**Brief:**
Every line of the data that contains the string "call" must be copied.

**Listing:**

_ _ _ _ _ _ _

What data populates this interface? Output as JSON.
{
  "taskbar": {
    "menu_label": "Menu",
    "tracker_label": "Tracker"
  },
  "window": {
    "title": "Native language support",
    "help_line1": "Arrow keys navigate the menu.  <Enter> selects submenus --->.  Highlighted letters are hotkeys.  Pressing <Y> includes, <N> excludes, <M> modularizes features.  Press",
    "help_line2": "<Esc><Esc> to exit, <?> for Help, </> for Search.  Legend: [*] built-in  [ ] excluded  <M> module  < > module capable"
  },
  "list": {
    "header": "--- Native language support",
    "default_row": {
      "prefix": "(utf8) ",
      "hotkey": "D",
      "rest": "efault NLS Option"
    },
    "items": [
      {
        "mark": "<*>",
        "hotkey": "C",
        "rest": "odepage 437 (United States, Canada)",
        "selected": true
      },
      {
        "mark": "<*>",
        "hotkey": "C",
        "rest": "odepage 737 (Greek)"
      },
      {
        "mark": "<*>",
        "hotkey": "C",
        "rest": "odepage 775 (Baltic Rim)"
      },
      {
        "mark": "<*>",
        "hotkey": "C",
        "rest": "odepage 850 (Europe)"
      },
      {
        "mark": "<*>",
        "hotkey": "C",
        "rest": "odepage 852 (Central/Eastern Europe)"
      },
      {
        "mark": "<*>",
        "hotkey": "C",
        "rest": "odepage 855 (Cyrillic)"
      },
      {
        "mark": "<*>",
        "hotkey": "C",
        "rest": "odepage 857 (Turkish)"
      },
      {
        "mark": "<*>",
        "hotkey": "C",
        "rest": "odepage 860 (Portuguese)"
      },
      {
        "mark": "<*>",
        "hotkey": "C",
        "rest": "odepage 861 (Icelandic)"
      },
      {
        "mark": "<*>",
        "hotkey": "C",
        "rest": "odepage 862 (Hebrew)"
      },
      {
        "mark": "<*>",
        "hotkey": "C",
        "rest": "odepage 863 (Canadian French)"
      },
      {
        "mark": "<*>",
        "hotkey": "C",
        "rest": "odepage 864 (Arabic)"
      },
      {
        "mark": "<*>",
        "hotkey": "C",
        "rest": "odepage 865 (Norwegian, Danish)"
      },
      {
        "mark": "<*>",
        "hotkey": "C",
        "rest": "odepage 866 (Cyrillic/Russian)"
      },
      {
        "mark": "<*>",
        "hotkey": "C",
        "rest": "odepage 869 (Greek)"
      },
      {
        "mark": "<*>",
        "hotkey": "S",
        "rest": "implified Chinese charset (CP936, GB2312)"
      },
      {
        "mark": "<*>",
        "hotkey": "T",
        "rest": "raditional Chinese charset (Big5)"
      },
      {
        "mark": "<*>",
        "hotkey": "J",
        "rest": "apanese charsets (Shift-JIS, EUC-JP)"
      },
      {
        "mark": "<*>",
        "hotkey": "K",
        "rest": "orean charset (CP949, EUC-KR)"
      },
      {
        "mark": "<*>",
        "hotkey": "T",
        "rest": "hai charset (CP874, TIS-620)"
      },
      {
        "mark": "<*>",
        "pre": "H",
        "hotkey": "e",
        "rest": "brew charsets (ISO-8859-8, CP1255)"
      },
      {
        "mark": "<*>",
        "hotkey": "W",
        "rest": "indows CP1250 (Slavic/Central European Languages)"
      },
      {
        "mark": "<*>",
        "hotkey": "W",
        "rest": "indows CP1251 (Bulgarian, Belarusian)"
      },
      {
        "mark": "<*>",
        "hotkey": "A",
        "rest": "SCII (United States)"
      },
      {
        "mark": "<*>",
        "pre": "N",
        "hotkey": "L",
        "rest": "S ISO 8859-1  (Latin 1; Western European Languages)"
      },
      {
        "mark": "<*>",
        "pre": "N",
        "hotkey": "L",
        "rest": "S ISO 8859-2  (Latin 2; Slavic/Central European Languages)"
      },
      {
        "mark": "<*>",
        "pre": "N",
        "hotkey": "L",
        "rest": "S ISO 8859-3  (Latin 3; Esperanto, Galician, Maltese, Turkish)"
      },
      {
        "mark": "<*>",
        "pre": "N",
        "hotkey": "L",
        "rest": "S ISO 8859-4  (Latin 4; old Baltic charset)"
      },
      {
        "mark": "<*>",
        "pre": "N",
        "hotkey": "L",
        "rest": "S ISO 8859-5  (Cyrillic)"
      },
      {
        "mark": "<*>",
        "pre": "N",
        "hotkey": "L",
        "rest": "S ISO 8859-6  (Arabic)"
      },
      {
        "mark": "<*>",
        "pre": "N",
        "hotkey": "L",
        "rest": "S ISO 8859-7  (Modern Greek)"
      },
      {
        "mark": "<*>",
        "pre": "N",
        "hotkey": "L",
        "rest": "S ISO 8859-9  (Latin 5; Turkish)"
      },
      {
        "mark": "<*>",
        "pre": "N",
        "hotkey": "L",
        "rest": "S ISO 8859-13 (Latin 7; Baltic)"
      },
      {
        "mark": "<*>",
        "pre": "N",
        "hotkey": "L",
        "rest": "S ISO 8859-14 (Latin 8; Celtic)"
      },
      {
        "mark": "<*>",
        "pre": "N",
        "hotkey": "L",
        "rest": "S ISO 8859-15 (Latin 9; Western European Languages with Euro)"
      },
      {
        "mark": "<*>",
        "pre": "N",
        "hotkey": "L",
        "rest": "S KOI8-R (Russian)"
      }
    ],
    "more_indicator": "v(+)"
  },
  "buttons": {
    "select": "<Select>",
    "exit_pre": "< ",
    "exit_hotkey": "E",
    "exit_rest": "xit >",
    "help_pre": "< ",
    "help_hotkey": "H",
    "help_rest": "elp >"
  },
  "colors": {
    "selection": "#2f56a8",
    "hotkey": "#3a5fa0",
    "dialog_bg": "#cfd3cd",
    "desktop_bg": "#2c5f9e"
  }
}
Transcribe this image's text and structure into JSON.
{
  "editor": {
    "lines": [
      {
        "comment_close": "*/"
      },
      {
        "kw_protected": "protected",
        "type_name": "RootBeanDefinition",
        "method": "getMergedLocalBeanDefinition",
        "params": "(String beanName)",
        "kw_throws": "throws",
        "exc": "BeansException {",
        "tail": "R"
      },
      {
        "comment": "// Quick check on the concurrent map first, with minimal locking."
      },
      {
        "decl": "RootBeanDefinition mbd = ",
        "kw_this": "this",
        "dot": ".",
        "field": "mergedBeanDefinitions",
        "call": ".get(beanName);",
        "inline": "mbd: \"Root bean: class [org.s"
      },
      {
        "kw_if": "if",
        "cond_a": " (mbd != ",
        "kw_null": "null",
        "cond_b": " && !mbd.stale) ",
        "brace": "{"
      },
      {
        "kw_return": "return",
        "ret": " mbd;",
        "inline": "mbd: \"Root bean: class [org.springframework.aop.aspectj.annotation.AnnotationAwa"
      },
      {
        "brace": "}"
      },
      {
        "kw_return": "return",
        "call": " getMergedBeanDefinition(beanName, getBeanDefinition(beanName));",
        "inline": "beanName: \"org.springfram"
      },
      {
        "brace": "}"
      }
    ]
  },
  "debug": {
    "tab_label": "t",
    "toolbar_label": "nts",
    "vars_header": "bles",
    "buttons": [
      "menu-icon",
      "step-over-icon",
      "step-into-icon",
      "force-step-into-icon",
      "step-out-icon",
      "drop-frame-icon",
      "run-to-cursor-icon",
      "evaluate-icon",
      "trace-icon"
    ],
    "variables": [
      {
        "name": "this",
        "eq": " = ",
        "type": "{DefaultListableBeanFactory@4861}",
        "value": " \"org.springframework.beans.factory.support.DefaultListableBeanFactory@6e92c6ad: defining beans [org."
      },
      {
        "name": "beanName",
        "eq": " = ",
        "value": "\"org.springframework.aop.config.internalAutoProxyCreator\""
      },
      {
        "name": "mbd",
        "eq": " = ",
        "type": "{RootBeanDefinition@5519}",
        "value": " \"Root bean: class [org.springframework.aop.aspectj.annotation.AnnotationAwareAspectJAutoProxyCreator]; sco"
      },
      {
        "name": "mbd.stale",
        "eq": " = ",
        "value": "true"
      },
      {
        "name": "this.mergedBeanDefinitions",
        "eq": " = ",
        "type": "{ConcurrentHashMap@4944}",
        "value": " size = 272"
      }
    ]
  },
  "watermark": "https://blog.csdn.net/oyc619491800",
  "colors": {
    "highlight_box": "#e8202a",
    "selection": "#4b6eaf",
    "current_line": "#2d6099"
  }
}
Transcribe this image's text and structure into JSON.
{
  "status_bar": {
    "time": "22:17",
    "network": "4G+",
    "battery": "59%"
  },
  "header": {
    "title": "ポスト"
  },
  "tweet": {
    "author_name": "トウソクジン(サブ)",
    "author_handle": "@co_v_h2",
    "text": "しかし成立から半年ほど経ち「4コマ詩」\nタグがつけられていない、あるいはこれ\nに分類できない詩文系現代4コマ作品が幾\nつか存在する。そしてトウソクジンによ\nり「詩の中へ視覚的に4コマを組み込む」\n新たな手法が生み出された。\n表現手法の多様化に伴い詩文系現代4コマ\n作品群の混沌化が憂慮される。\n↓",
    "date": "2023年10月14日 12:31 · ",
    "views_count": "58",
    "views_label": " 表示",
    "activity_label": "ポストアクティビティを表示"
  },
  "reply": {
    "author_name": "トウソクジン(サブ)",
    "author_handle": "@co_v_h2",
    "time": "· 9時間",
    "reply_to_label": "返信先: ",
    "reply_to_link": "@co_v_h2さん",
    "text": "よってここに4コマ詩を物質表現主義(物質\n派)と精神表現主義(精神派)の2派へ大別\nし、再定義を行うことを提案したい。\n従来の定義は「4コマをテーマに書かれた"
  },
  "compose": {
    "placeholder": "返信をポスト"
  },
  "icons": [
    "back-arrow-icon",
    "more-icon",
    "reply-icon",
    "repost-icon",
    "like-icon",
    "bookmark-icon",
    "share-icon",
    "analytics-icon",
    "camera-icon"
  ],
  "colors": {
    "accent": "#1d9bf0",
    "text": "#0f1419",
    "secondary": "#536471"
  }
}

_ _ _ _ _ _ _

**Expected output:**
        "call": ".get(beanName);",
        "call": " getMergedBeanDefinition(beanName, getBeanDefinition(beanName));",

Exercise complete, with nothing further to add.